↓↓↓
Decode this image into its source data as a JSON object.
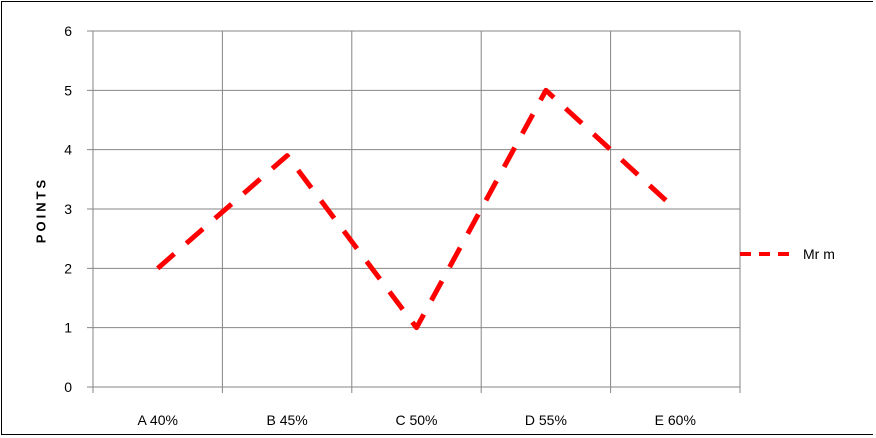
{
  "chart_data": {
    "type": "line",
    "title": "",
    "xlabel": "",
    "ylabel": "POINTS",
    "categories": [
      "A 40%",
      "B 45%",
      "C 50%",
      "D 55%",
      "E 60%"
    ],
    "series": [
      {
        "name": "Mr m",
        "values": [
          2,
          3.9,
          1,
          5,
          3
        ],
        "color": "#ff0000",
        "line_style": "dashed"
      }
    ],
    "ylim": [
      0,
      6
    ],
    "yticks": [
      "0",
      "1",
      "2",
      "3",
      "4",
      "5",
      "6"
    ],
    "grid": true,
    "legend_position": "right"
  }
}
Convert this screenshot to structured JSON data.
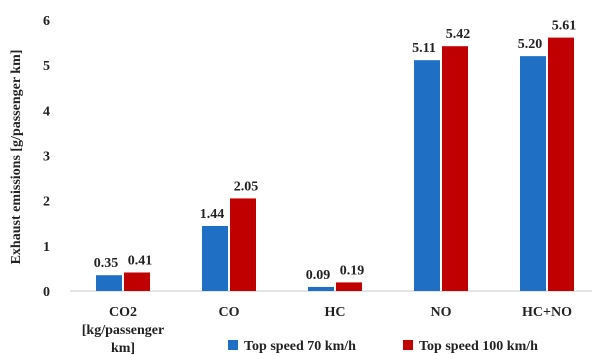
{
  "chart_data": {
    "type": "bar",
    "title": "",
    "ylabel": "Exhaust emissions [g/passenger km]",
    "xlabel": "",
    "ylim": [
      0,
      6
    ],
    "yticks": [
      "0",
      "1",
      "2",
      "3",
      "4",
      "5",
      "6"
    ],
    "categories": [
      [
        "CO2",
        "[kg/passenger",
        "km]"
      ],
      [
        "CO"
      ],
      [
        "HC"
      ],
      [
        "NO"
      ],
      [
        "HC+NO"
      ]
    ],
    "series": [
      {
        "name": "Top speed 70 km/h",
        "color": "#1f6fc5",
        "values": [
          0.35,
          1.44,
          0.09,
          5.11,
          5.2
        ],
        "labels": [
          "0.35",
          "1.44",
          "0.09",
          "5.11",
          "5.20"
        ]
      },
      {
        "name": "Top speed 100 km/h",
        "color": "#c00000",
        "values": [
          0.41,
          2.05,
          0.19,
          5.42,
          5.61
        ],
        "labels": [
          "0.41",
          "2.05",
          "0.19",
          "5.42",
          "5.61"
        ]
      }
    ],
    "legend": "bottom-right",
    "grid": false
  }
}
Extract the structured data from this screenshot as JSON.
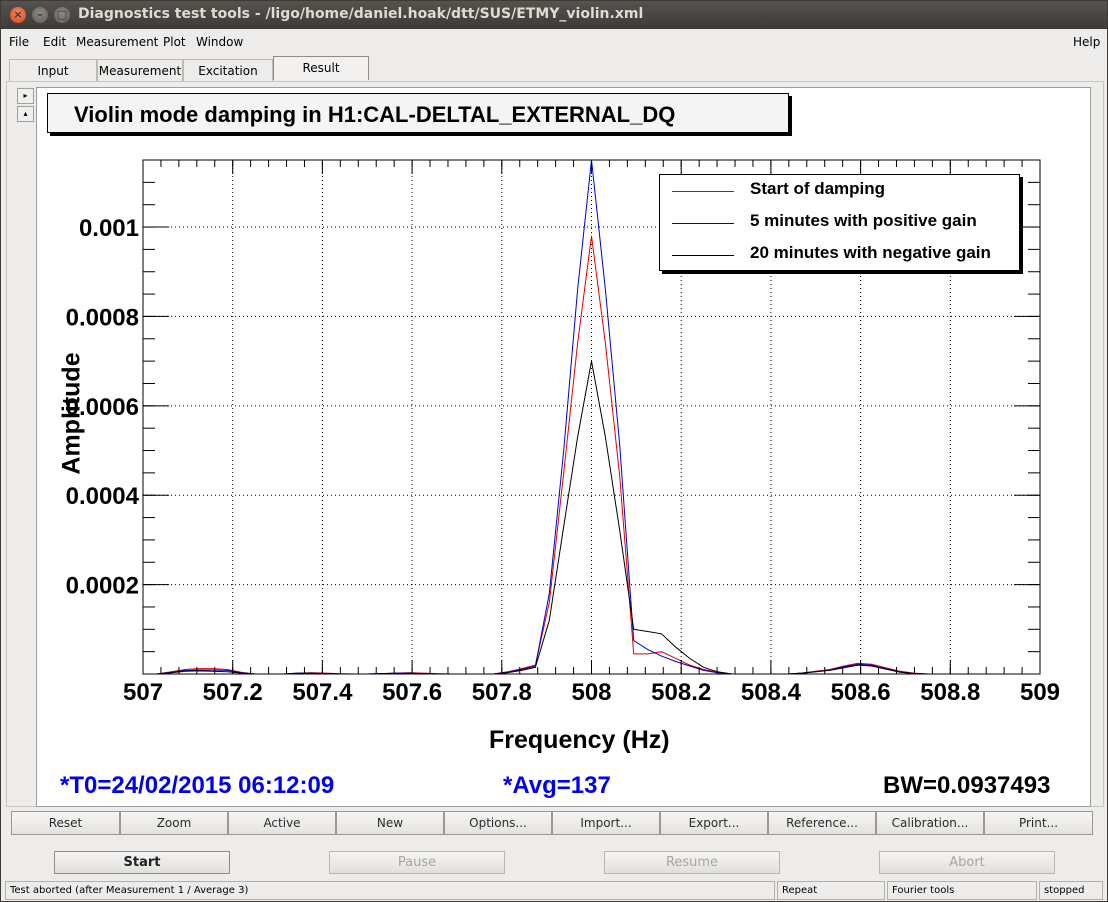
{
  "window": {
    "title": "Diagnostics test tools - /ligo/home/daniel.hoak/dtt/SUS/ETMY_violin.xml"
  },
  "menubar": {
    "items": [
      "File",
      "Edit",
      "Measurement",
      "Plot",
      "Window"
    ],
    "help": "Help"
  },
  "tabs": [
    "Input",
    "Measurement",
    "Excitation",
    "Result"
  ],
  "tab_selected": "Result",
  "side_buttons": {
    "up": "▸",
    "down": "▴"
  },
  "plot": {
    "title": "Violin mode damping in H1:CAL-DELTAL_EXTERNAL_DQ",
    "xlabel": "Frequency (Hz)",
    "ylabel": "Amplitude",
    "info_t0": "*T0=24/02/2015 06:12:09",
    "info_avg": "*Avg=137",
    "info_bw": "BW=0.0937493"
  },
  "chart_data": {
    "type": "line",
    "title": "Violin mode damping in H1:CAL-DELTAL_EXTERNAL_DQ",
    "xlabel": "Frequency (Hz)",
    "ylabel": "Amplitude",
    "xlim": [
      507,
      509
    ],
    "ylim": [
      0,
      0.00115
    ],
    "grid": true,
    "legend_position": "top-right",
    "x_ticks": [
      "507",
      "507.2",
      "507.4",
      "507.6",
      "507.8",
      "508",
      "508.2",
      "508.4",
      "508.6",
      "508.8",
      "509"
    ],
    "y_ticks": [
      {
        "value": 0.0002,
        "label": "0.0002"
      },
      {
        "value": 0.0004,
        "label": "0.0004"
      },
      {
        "value": 0.0006,
        "label": "0.0006"
      },
      {
        "value": 0.0008,
        "label": "0.0008"
      },
      {
        "value": 0.001,
        "label": "0.001"
      }
    ],
    "x": [
      507.0,
      507.031,
      507.063,
      507.094,
      507.125,
      507.156,
      507.188,
      507.219,
      507.25,
      507.281,
      507.313,
      507.344,
      507.375,
      507.406,
      507.438,
      507.469,
      507.5,
      507.531,
      507.563,
      507.594,
      507.625,
      507.656,
      507.688,
      507.719,
      507.75,
      507.781,
      507.813,
      507.844,
      507.875,
      507.906,
      507.938,
      507.969,
      508.0,
      508.031,
      508.063,
      508.094,
      508.125,
      508.156,
      508.188,
      508.219,
      508.25,
      508.281,
      508.313,
      508.344,
      508.375,
      508.406,
      508.438,
      508.469,
      508.5,
      508.531,
      508.563,
      508.594,
      508.625,
      508.656,
      508.688,
      508.719,
      508.75,
      508.781,
      508.813,
      508.844,
      508.875,
      508.906,
      508.938,
      508.969,
      509.0
    ],
    "series": [
      {
        "name": "Start of damping",
        "color": "#e00000",
        "values": [
          0,
          0,
          5e-06,
          1e-05,
          1.2e-05,
          1.2e-05,
          1e-05,
          4e-06,
          0,
          0,
          0,
          2e-06,
          3e-06,
          2e-06,
          1e-06,
          0,
          0,
          1e-06,
          2e-06,
          3e-06,
          2e-06,
          1e-06,
          0,
          0,
          0,
          0,
          5e-06,
          1.2e-05,
          2e-05,
          0.00016,
          0.00045,
          0.00074,
          0.00098,
          0.00074,
          0.00044,
          4.5e-05,
          4.5e-05,
          5e-05,
          3.5e-05,
          2e-05,
          1e-05,
          4e-06,
          0,
          0,
          0,
          0,
          0,
          2e-06,
          6e-06,
          1e-05,
          1.8e-05,
          2.4e-05,
          2.2e-05,
          1.4e-05,
          6e-06,
          2e-06,
          0,
          0,
          0,
          0,
          0,
          0,
          0,
          0,
          0
        ]
      },
      {
        "name": "5 minutes with positive gain",
        "color": "#0000cc",
        "values": [
          0,
          0,
          4e-06,
          8e-06,
          9e-06,
          9e-06,
          8e-06,
          3e-06,
          0,
          0,
          0,
          2e-06,
          2e-06,
          1e-06,
          0,
          0,
          0,
          1e-06,
          2e-06,
          2e-06,
          1e-06,
          0,
          0,
          0,
          0,
          0,
          4e-06,
          1e-05,
          1.8e-05,
          0.00018,
          0.0005,
          0.00086,
          0.00115,
          0.00086,
          0.00051,
          7.5e-05,
          5.5e-05,
          4e-05,
          2.8e-05,
          1.8e-05,
          8e-06,
          3e-06,
          0,
          0,
          0,
          0,
          0,
          2e-06,
          5e-06,
          9e-06,
          1.6e-05,
          2.2e-05,
          2e-05,
          1.2e-05,
          5e-06,
          1e-06,
          0,
          0,
          0,
          0,
          0,
          0,
          0,
          0,
          0
        ]
      },
      {
        "name": "20 minutes with negative gain",
        "color": "#000000",
        "values": [
          0,
          0,
          3e-06,
          6e-06,
          7e-06,
          6e-06,
          5e-06,
          2e-06,
          0,
          0,
          0,
          1e-06,
          2e-06,
          1e-06,
          0,
          0,
          0,
          1e-06,
          1e-06,
          2e-06,
          1e-06,
          0,
          0,
          0,
          0,
          0,
          3e-06,
          8e-06,
          1.5e-05,
          0.00012,
          0.00033,
          0.00053,
          0.0007,
          0.00053,
          0.00032,
          0.0001,
          9.5e-05,
          9e-05,
          6e-05,
          3.5e-05,
          1.5e-05,
          5e-06,
          0,
          0,
          0,
          0,
          0,
          2e-06,
          5e-06,
          8e-06,
          1.4e-05,
          2e-05,
          1.8e-05,
          1.1e-05,
          4e-06,
          1e-06,
          0,
          0,
          0,
          0,
          0,
          0,
          0,
          0,
          0
        ]
      }
    ]
  },
  "plot_buttons": [
    "Reset",
    "Zoom",
    "Active",
    "New",
    "Options...",
    "Import...",
    "Export...",
    "Reference...",
    "Calibration...",
    "Print..."
  ],
  "run_buttons": {
    "start": "Start",
    "pause": "Pause",
    "resume": "Resume",
    "abort": "Abort"
  },
  "status": {
    "message": "Test aborted (after Measurement 1 / Average 3)",
    "mode": "Repeat",
    "tool": "Fourier tools",
    "state": "stopped"
  }
}
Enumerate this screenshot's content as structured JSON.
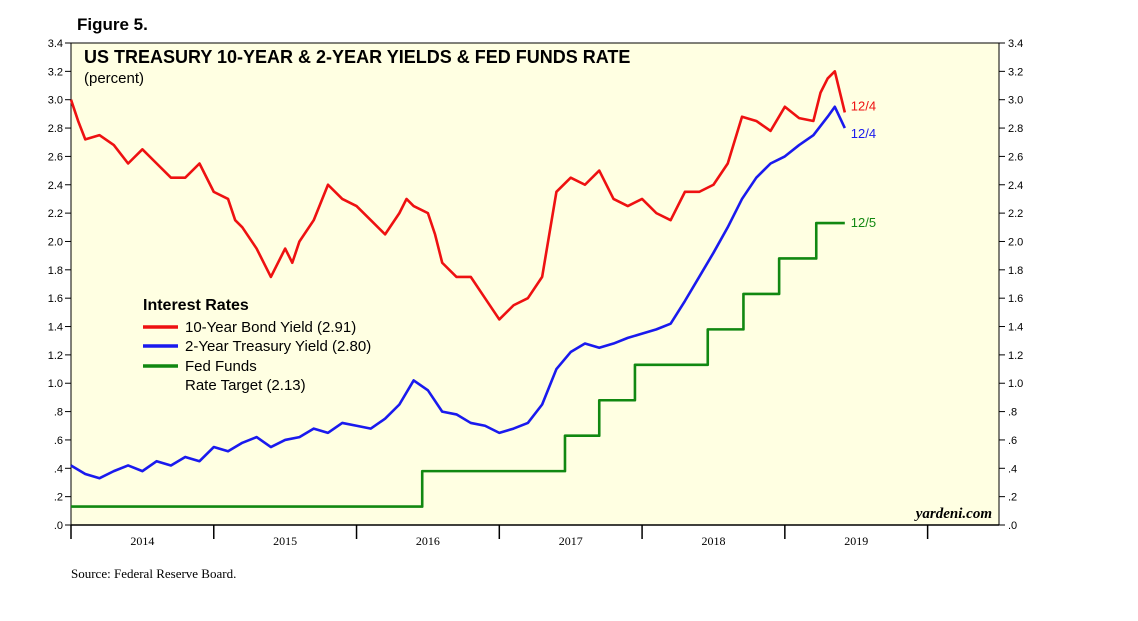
{
  "figure_label": "Figure 5.",
  "source": "Source: Federal Reserve Board.",
  "brand": "yardeni.com",
  "chart_data": {
    "type": "line",
    "title": "US TREASURY 10-YEAR & 2-YEAR YIELDS & FED FUNDS RATE",
    "subtitle": "(percent)",
    "ylim": [
      0,
      3.4
    ],
    "yticks": [
      0,
      0.2,
      0.4,
      0.6,
      0.8,
      1.0,
      1.2,
      1.4,
      1.6,
      1.8,
      2.0,
      2.2,
      2.4,
      2.6,
      2.8,
      3.0,
      3.2,
      3.4
    ],
    "ytick_labels": [
      ".0",
      ".2",
      ".4",
      ".6",
      ".8",
      "1.0",
      "1.2",
      "1.4",
      "1.6",
      "1.8",
      "2.0",
      "2.2",
      "2.4",
      "2.6",
      "2.8",
      "3.0",
      "3.2",
      "3.4"
    ],
    "xlim": [
      2013.5,
      2020.0
    ],
    "xtick_labels": [
      "2014",
      "2015",
      "2016",
      "2017",
      "2018",
      "2019"
    ],
    "xtick_positions": [
      2014.0,
      2015.0,
      2016.0,
      2017.0,
      2018.0,
      2019.0
    ],
    "legend": {
      "title": "Interest Rates",
      "entries": [
        {
          "label": "10-Year Bond Yield (2.91)"
        },
        {
          "label": "2-Year Treasury Yield (2.80)"
        },
        {
          "label": "Fed Funds",
          "label2": "Rate Target (2.13)"
        }
      ]
    },
    "series": [
      {
        "name": "10-Year Bond Yield",
        "color": "#ee1111",
        "end_label": "12/4",
        "x": [
          2013.5,
          2013.55,
          2013.6,
          2013.7,
          2013.8,
          2013.9,
          2014.0,
          2014.1,
          2014.2,
          2014.3,
          2014.4,
          2014.5,
          2014.6,
          2014.65,
          2014.7,
          2014.8,
          2014.9,
          2015.0,
          2015.05,
          2015.1,
          2015.2,
          2015.3,
          2015.4,
          2015.5,
          2015.6,
          2015.7,
          2015.8,
          2015.85,
          2015.9,
          2016.0,
          2016.05,
          2016.1,
          2016.2,
          2016.3,
          2016.4,
          2016.5,
          2016.6,
          2016.7,
          2016.8,
          2016.9,
          2017.0,
          2017.1,
          2017.2,
          2017.3,
          2017.4,
          2017.5,
          2017.6,
          2017.7,
          2017.8,
          2017.9,
          2018.0,
          2018.1,
          2018.2,
          2018.3,
          2018.4,
          2018.5,
          2018.6,
          2018.7,
          2018.75,
          2018.8,
          2018.85,
          2018.92
        ],
        "values": [
          3.0,
          2.85,
          2.72,
          2.75,
          2.68,
          2.55,
          2.65,
          2.55,
          2.45,
          2.45,
          2.55,
          2.35,
          2.3,
          2.15,
          2.1,
          1.95,
          1.75,
          1.95,
          1.85,
          2.0,
          2.15,
          2.4,
          2.3,
          2.25,
          2.15,
          2.05,
          2.2,
          2.3,
          2.25,
          2.2,
          2.05,
          1.85,
          1.75,
          1.75,
          1.6,
          1.45,
          1.55,
          1.6,
          1.75,
          2.35,
          2.45,
          2.4,
          2.5,
          2.3,
          2.25,
          2.3,
          2.2,
          2.15,
          2.35,
          2.35,
          2.4,
          2.55,
          2.88,
          2.85,
          2.78,
          2.95,
          2.87,
          2.85,
          3.05,
          3.15,
          3.2,
          2.91
        ]
      },
      {
        "name": "2-Year Treasury Yield",
        "color": "#1a1aee",
        "end_label": "12/4",
        "x": [
          2013.5,
          2013.6,
          2013.7,
          2013.8,
          2013.9,
          2014.0,
          2014.1,
          2014.2,
          2014.3,
          2014.4,
          2014.5,
          2014.6,
          2014.7,
          2014.8,
          2014.9,
          2015.0,
          2015.1,
          2015.2,
          2015.3,
          2015.4,
          2015.5,
          2015.6,
          2015.7,
          2015.8,
          2015.9,
          2016.0,
          2016.1,
          2016.2,
          2016.3,
          2016.4,
          2016.5,
          2016.6,
          2016.7,
          2016.8,
          2016.9,
          2017.0,
          2017.1,
          2017.2,
          2017.3,
          2017.4,
          2017.5,
          2017.6,
          2017.7,
          2017.8,
          2017.9,
          2018.0,
          2018.1,
          2018.2,
          2018.3,
          2018.4,
          2018.5,
          2018.6,
          2018.7,
          2018.8,
          2018.85,
          2018.92
        ],
        "values": [
          0.42,
          0.36,
          0.33,
          0.38,
          0.42,
          0.38,
          0.45,
          0.42,
          0.48,
          0.45,
          0.55,
          0.52,
          0.58,
          0.62,
          0.55,
          0.6,
          0.62,
          0.68,
          0.65,
          0.72,
          0.7,
          0.68,
          0.75,
          0.85,
          1.02,
          0.95,
          0.8,
          0.78,
          0.72,
          0.7,
          0.65,
          0.68,
          0.72,
          0.85,
          1.1,
          1.22,
          1.28,
          1.25,
          1.28,
          1.32,
          1.35,
          1.38,
          1.42,
          1.58,
          1.75,
          1.92,
          2.1,
          2.3,
          2.45,
          2.55,
          2.6,
          2.68,
          2.75,
          2.88,
          2.95,
          2.8
        ]
      },
      {
        "name": "Fed Funds Rate Target",
        "color": "#118811",
        "end_label": "12/5",
        "step": true,
        "x": [
          2013.5,
          2015.96,
          2016.96,
          2017.2,
          2017.45,
          2017.96,
          2018.21,
          2018.46,
          2018.72,
          2018.92
        ],
        "values": [
          0.13,
          0.38,
          0.63,
          0.88,
          1.13,
          1.38,
          1.63,
          1.88,
          2.13,
          2.13
        ]
      }
    ]
  }
}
↑↑↑
EXERCISE INSTRUCTIONS:
Identify each line in the entries with the word "tools" and copy it.

ANSWER BELOW:
    "title": "Diagnostics test tools - /ligo/home/daniel.hoak/dtt/SUS/ETMY_violin.xml"
    "tool": "Fourier tools",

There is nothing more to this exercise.